#### Do this:
State how many of the rows below contain the string "down". Reply with the number alone.
#### Material to process
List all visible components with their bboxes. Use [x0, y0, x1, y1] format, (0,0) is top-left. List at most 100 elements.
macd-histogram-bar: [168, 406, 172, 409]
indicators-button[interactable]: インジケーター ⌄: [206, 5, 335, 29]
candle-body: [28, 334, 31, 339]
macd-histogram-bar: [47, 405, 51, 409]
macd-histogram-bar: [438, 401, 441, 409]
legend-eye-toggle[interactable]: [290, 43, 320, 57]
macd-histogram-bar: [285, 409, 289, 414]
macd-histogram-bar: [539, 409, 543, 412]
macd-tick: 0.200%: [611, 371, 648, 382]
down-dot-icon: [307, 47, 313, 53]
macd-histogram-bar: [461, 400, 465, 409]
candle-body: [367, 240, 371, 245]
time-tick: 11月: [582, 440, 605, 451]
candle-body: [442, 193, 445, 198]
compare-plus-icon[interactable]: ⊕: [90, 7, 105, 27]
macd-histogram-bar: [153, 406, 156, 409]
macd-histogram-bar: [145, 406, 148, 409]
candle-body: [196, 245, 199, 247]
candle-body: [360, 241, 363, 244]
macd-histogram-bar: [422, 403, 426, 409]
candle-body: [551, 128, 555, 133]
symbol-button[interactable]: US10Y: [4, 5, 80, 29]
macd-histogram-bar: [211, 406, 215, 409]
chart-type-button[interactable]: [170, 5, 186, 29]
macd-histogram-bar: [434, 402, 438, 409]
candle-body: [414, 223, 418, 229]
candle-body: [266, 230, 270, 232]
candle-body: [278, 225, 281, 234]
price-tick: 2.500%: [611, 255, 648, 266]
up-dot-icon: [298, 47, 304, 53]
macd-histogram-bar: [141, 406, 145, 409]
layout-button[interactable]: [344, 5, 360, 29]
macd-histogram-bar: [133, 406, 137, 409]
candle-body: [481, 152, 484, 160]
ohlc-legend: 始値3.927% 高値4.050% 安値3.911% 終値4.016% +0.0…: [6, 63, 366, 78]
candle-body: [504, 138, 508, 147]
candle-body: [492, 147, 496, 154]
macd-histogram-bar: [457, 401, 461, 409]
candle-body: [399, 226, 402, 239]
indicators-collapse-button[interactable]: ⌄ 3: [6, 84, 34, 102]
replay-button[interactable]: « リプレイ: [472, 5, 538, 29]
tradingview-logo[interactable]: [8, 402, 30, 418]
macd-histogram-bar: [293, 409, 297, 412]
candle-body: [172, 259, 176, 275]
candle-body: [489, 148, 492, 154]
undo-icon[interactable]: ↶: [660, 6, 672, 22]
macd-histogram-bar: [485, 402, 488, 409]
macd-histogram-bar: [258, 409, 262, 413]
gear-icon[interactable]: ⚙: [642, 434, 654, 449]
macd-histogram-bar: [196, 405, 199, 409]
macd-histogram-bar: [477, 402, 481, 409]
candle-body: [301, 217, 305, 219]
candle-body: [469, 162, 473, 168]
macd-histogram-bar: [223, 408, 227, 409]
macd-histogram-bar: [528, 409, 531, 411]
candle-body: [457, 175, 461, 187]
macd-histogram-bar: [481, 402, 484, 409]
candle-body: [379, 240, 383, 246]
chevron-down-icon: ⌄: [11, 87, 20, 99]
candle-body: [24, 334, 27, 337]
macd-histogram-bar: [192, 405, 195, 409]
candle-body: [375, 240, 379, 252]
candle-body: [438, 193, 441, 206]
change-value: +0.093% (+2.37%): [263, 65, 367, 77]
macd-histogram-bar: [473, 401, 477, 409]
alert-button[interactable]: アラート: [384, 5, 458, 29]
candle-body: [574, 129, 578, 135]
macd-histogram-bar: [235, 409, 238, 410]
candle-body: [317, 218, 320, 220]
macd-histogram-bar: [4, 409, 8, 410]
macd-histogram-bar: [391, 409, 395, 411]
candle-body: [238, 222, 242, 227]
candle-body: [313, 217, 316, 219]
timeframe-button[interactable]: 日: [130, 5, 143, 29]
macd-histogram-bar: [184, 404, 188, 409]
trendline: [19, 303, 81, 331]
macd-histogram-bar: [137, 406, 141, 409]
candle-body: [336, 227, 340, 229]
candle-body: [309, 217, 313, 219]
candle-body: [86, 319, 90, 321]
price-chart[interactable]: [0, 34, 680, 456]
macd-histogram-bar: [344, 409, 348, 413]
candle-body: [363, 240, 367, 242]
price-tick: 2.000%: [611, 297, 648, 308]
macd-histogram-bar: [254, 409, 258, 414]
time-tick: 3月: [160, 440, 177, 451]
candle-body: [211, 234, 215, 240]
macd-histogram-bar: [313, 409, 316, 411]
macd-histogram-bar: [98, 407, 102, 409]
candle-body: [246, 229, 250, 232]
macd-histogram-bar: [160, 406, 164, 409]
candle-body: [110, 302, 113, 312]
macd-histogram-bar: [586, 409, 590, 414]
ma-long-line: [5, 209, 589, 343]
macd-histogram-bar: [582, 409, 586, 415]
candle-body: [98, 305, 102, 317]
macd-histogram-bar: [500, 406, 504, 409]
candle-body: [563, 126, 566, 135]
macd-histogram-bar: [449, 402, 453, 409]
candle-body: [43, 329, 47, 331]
########
#### Correct output:
2